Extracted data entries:
>>>

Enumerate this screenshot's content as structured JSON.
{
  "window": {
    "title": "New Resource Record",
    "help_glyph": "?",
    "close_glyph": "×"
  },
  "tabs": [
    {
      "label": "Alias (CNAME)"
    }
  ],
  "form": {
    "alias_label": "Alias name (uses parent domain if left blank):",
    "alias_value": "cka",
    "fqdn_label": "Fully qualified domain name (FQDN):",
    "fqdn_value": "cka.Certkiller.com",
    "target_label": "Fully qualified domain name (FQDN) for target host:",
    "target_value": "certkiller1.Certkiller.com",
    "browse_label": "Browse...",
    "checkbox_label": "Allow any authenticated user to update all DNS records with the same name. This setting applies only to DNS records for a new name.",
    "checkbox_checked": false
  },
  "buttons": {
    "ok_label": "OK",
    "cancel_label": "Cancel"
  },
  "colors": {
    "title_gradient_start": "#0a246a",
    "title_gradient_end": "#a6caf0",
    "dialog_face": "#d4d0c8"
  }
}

<<<

_Required work:_ Retype the listing above in full, with no alterations.

_Written response:_
Enumerate this screenshot's content as structured JSON.
{
  "window": {
    "title": "New Resource Record",
    "help_glyph": "?",
    "close_glyph": "×"
  },
  "tabs": [
    {
      "label": "Alias (CNAME)"
    }
  ],
  "form": {
    "alias_label": "Alias name (uses parent domain if left blank):",
    "alias_value": "cka",
    "fqdn_label": "Fully qualified domain name (FQDN):",
    "fqdn_value": "cka.Certkiller.com",
    "target_label": "Fully qualified domain name (FQDN) for target host:",
    "target_value": "certkiller1.Certkiller.com",
    "browse_label": "Browse...",
    "checkbox_label": "Allow any authenticated user to update all DNS records with the same name. This setting applies only to DNS records for a new name.",
    "checkbox_checked": false
  },
  "buttons": {
    "ok_label": "OK",
    "cancel_label": "Cancel"
  },
  "colors": {
    "title_gradient_start": "#0a246a",
    "title_gradient_end": "#a6caf0",
    "dialog_face": "#d4d0c8"
  }
}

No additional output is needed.